* [Exercise]
Tally each line where the word "change" occurs, then give only the total.

* [Excerpted records]
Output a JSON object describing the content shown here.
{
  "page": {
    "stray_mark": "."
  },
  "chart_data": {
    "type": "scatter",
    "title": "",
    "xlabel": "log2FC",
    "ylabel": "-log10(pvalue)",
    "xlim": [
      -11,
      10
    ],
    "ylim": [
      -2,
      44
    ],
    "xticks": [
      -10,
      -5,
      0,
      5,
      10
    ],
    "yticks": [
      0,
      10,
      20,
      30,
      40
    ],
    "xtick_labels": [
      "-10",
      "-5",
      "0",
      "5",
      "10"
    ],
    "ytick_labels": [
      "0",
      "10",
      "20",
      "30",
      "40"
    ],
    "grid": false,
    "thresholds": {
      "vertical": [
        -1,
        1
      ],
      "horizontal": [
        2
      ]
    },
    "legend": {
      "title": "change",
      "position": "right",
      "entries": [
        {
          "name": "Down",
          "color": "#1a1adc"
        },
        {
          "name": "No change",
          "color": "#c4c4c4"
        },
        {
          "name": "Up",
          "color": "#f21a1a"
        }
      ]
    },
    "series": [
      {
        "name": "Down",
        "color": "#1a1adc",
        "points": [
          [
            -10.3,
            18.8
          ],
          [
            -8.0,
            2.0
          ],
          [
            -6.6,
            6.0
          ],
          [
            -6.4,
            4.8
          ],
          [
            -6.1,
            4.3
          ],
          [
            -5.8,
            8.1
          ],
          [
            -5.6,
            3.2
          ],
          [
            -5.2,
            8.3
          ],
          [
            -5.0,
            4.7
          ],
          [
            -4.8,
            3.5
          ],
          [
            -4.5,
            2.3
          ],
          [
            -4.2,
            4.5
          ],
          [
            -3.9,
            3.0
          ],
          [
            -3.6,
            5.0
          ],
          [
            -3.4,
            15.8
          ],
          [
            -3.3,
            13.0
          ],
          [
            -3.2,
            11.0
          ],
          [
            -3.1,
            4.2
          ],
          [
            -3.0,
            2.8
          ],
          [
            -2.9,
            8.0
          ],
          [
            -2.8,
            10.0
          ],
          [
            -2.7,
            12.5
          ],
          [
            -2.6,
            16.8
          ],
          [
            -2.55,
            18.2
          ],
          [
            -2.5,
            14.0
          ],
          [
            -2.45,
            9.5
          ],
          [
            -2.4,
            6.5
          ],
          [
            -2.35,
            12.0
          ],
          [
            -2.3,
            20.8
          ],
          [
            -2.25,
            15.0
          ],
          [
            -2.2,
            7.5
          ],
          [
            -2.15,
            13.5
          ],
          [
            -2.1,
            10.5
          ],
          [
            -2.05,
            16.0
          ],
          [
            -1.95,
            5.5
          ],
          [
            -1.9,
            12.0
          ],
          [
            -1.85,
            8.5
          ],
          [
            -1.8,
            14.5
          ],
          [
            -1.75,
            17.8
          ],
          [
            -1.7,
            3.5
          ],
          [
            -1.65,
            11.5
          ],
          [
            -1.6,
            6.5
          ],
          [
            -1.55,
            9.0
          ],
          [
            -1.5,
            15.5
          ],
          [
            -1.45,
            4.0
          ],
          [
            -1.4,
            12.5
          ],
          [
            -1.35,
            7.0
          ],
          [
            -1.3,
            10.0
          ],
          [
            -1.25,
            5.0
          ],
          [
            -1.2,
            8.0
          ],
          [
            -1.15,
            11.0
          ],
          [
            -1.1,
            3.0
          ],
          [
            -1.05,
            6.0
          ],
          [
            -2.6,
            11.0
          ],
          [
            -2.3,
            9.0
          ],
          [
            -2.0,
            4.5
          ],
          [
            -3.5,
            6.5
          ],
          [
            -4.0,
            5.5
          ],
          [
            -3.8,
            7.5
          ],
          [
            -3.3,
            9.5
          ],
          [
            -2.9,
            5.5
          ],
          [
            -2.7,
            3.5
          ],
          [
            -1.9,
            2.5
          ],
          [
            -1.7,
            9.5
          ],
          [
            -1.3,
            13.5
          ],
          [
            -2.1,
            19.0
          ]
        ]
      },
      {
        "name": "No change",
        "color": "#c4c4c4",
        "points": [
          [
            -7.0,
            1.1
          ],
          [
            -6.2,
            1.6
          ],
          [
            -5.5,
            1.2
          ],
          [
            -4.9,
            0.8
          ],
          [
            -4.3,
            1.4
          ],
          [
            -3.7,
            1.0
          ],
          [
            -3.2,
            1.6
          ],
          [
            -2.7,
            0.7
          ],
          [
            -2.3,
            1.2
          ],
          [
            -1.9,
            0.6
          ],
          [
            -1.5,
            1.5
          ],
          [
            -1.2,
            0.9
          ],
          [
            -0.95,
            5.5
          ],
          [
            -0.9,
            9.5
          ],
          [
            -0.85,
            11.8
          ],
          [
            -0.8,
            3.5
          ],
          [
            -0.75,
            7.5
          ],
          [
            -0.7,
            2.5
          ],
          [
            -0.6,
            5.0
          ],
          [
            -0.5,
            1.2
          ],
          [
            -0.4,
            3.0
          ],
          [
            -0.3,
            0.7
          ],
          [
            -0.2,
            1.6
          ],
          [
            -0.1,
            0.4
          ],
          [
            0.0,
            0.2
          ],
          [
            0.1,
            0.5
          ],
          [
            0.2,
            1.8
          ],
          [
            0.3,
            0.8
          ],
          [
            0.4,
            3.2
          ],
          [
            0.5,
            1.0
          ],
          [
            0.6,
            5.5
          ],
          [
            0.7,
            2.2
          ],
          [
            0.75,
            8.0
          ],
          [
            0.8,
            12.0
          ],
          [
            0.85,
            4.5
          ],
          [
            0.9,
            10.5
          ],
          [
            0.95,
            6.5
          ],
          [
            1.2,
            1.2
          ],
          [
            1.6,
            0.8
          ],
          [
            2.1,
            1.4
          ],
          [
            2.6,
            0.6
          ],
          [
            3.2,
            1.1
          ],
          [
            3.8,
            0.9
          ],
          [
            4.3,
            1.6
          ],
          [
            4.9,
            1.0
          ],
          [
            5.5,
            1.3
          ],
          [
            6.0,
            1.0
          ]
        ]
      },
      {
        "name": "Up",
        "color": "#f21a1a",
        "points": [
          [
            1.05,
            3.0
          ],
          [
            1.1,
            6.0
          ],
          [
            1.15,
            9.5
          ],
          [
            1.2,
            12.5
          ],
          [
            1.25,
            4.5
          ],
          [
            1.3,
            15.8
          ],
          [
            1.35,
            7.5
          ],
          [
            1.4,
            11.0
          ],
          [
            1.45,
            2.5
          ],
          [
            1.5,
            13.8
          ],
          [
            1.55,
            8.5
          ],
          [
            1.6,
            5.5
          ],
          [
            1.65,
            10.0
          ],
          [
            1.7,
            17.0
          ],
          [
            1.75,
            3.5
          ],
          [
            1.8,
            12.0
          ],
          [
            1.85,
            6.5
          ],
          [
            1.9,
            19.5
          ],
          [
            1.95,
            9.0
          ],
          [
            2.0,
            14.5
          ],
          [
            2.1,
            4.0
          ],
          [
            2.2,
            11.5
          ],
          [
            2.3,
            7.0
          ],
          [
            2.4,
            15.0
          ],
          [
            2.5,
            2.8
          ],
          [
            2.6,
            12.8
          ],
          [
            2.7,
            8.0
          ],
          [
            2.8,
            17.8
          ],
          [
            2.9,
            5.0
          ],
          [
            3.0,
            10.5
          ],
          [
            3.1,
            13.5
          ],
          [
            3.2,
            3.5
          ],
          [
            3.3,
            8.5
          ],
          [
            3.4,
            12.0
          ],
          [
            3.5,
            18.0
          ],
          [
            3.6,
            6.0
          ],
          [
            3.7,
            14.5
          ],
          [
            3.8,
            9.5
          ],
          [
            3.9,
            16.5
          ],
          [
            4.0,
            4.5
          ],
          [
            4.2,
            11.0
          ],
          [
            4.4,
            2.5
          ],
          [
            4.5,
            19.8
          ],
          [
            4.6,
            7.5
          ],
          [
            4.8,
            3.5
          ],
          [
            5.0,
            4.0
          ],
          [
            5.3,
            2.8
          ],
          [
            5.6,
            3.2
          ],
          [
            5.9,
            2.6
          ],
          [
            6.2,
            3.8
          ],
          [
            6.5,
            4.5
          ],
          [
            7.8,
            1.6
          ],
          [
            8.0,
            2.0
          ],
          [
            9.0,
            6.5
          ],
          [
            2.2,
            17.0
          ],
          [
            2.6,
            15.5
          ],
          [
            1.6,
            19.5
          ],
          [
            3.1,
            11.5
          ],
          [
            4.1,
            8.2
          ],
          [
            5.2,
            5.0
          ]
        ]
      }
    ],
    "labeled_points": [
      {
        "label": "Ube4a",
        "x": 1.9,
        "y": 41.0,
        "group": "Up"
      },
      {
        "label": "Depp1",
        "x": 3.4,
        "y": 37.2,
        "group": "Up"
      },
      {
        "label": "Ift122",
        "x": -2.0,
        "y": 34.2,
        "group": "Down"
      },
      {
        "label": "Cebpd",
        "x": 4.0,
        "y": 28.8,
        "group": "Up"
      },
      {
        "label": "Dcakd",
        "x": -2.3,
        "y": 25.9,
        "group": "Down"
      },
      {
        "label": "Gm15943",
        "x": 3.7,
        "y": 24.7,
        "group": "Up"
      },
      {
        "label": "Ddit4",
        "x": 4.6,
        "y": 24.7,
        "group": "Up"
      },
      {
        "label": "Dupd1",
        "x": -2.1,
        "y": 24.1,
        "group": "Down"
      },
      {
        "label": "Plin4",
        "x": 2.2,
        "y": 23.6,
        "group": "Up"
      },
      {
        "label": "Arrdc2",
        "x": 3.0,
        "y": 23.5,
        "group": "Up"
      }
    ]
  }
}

* [Answer to the problem]
3